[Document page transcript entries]
============================================================

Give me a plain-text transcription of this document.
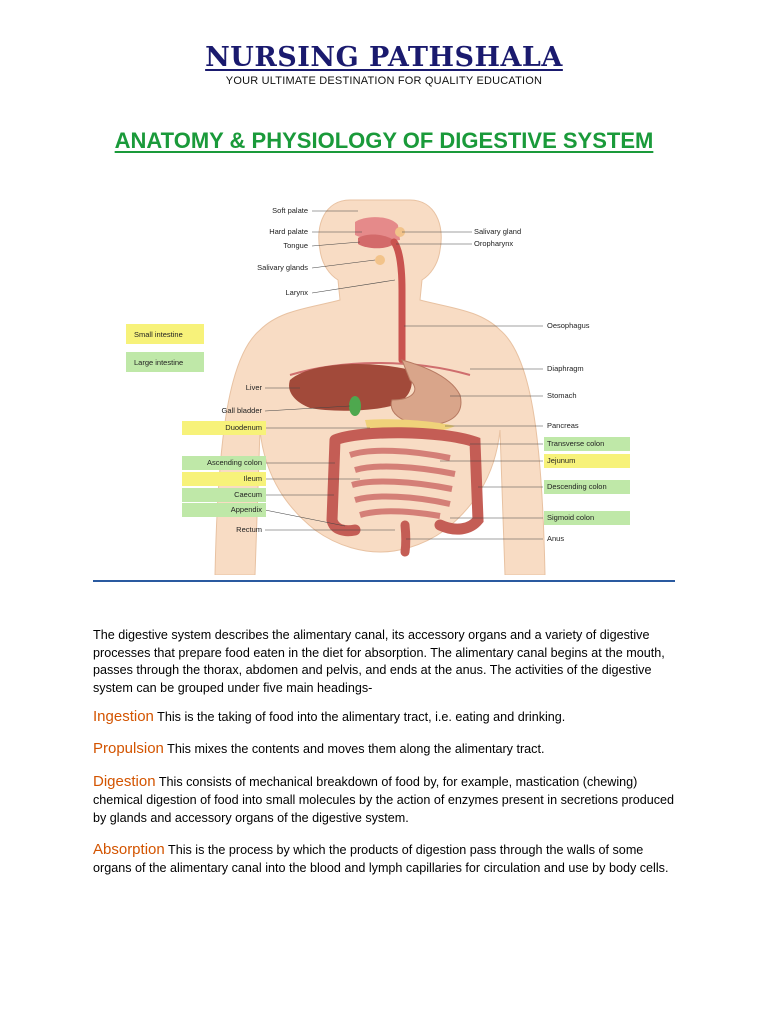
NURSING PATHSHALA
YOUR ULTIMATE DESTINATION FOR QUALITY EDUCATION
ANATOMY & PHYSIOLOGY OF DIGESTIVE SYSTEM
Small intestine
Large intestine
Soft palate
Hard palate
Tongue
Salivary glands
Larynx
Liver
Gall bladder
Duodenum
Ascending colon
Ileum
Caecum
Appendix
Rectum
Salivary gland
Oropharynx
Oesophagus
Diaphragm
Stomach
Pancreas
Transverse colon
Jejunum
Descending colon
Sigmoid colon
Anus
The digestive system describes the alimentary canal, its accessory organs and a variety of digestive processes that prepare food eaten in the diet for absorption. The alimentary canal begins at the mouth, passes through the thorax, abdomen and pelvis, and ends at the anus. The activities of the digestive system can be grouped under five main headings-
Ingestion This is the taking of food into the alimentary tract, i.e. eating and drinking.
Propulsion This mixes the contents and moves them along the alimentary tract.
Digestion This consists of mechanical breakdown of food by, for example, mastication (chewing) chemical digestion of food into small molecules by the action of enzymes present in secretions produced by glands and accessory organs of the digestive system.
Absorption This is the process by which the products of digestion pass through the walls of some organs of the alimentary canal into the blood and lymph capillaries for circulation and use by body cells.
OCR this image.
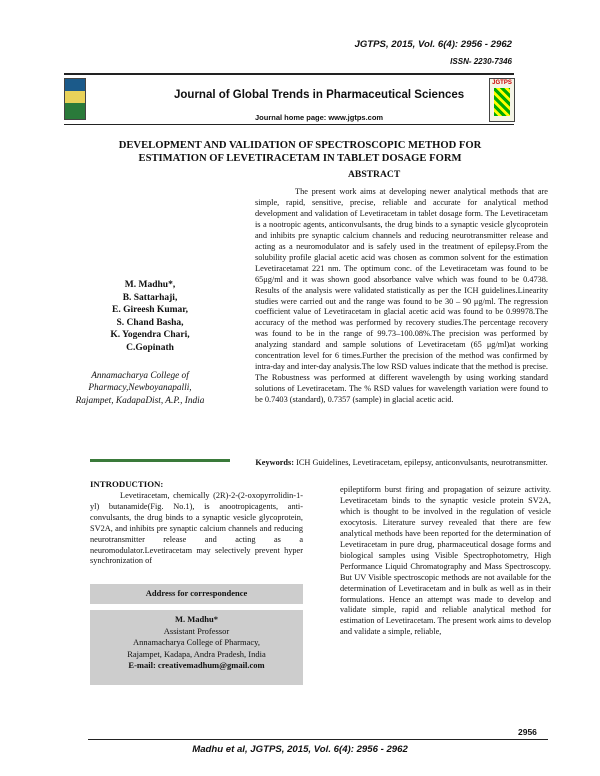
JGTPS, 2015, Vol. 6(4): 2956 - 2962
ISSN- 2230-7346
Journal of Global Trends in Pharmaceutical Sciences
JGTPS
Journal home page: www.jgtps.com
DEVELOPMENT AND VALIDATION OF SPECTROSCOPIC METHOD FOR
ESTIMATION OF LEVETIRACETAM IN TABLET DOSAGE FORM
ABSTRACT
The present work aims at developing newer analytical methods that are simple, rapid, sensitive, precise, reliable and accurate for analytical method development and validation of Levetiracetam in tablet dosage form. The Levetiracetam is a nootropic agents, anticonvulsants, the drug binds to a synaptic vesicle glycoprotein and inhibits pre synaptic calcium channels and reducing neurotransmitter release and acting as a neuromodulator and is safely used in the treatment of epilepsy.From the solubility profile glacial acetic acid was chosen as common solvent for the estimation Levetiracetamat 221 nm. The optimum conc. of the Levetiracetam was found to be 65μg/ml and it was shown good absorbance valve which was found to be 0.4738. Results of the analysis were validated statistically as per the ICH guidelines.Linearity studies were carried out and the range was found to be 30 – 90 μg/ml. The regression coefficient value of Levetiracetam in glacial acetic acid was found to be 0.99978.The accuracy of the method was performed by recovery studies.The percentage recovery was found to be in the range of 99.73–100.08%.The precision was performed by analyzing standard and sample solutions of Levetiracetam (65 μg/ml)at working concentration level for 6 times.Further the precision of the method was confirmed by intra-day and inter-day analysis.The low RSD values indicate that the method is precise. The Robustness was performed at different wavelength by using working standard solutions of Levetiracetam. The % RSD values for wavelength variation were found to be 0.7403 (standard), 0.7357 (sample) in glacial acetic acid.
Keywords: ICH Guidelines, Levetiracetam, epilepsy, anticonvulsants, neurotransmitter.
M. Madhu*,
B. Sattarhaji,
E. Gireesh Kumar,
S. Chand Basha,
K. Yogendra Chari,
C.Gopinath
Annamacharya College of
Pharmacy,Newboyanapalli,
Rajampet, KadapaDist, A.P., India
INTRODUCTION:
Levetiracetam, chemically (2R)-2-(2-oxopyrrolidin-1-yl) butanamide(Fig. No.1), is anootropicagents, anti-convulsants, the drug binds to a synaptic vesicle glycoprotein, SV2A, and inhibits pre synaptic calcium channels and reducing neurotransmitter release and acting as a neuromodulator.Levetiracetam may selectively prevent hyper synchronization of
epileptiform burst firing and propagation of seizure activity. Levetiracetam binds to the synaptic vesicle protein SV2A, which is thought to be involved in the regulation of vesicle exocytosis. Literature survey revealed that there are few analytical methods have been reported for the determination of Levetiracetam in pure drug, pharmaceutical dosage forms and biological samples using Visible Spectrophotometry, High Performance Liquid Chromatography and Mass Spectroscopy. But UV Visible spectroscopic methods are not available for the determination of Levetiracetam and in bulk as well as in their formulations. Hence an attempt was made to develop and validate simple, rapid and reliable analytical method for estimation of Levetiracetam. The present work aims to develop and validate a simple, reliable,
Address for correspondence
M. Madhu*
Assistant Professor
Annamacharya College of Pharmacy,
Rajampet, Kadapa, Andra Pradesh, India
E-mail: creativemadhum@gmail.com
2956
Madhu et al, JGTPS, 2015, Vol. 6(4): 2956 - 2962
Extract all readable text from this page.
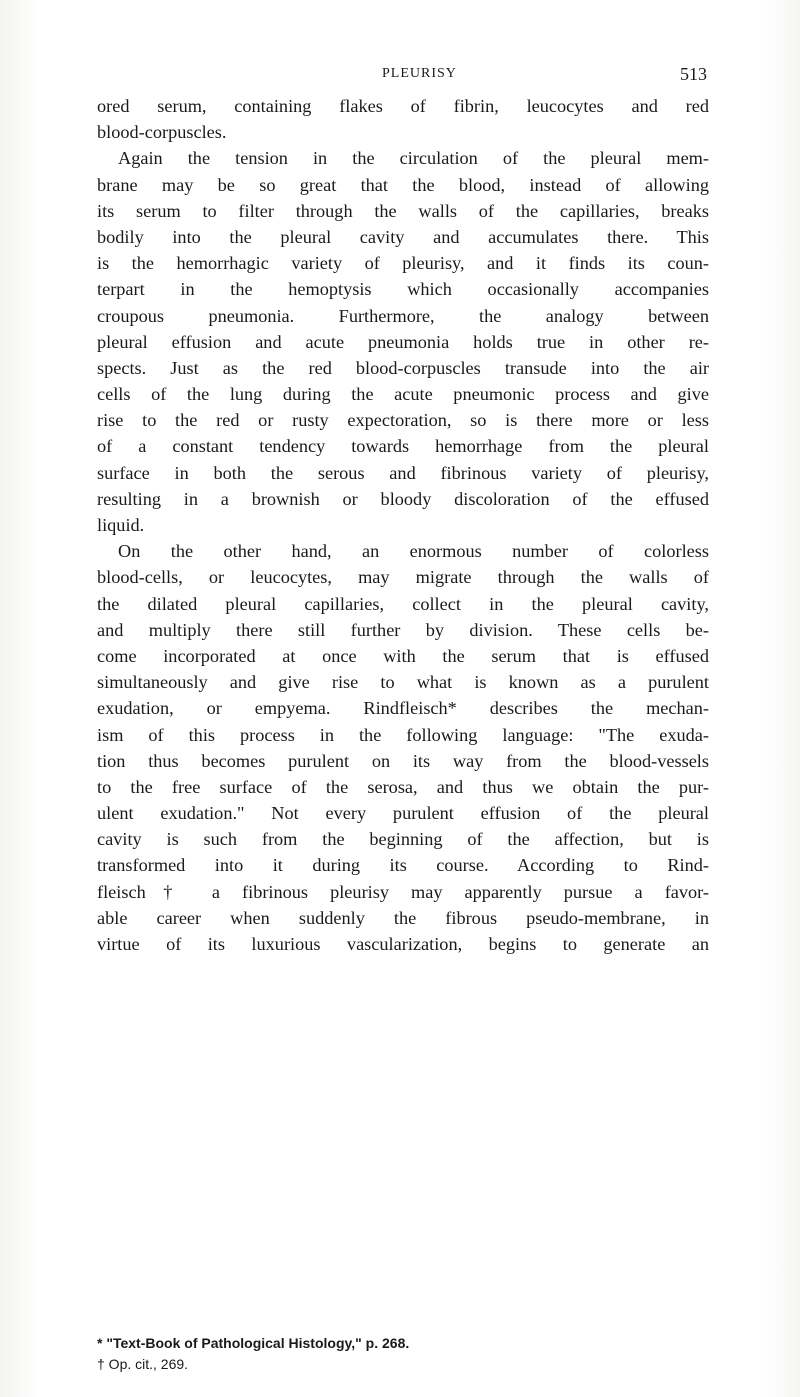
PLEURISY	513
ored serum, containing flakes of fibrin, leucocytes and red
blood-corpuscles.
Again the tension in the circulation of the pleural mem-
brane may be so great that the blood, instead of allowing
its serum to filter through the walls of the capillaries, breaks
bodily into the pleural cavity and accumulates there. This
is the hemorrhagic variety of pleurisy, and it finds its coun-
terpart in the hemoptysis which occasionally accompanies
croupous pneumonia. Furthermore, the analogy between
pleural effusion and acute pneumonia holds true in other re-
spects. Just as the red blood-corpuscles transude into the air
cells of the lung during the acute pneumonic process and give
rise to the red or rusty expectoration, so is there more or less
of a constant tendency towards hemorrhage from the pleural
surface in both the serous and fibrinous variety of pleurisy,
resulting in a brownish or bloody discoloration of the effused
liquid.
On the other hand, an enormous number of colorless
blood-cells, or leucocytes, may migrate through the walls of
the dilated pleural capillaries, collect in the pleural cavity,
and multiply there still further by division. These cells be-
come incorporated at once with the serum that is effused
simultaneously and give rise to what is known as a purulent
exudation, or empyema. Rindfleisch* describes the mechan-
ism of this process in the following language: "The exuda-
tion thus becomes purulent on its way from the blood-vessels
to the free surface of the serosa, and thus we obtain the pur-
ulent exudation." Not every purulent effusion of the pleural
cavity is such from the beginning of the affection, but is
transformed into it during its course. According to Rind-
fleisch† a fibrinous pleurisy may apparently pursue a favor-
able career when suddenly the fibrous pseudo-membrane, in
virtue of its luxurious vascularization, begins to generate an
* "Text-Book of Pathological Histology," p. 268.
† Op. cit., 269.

============================================================

When a line among the entries contains "serum", pull that line out.

ored serum, containing flakes of fibrin, leucocytes and red
its serum to filter through the walls of the capillaries, breaks
come incorporated at once with the serum that is effused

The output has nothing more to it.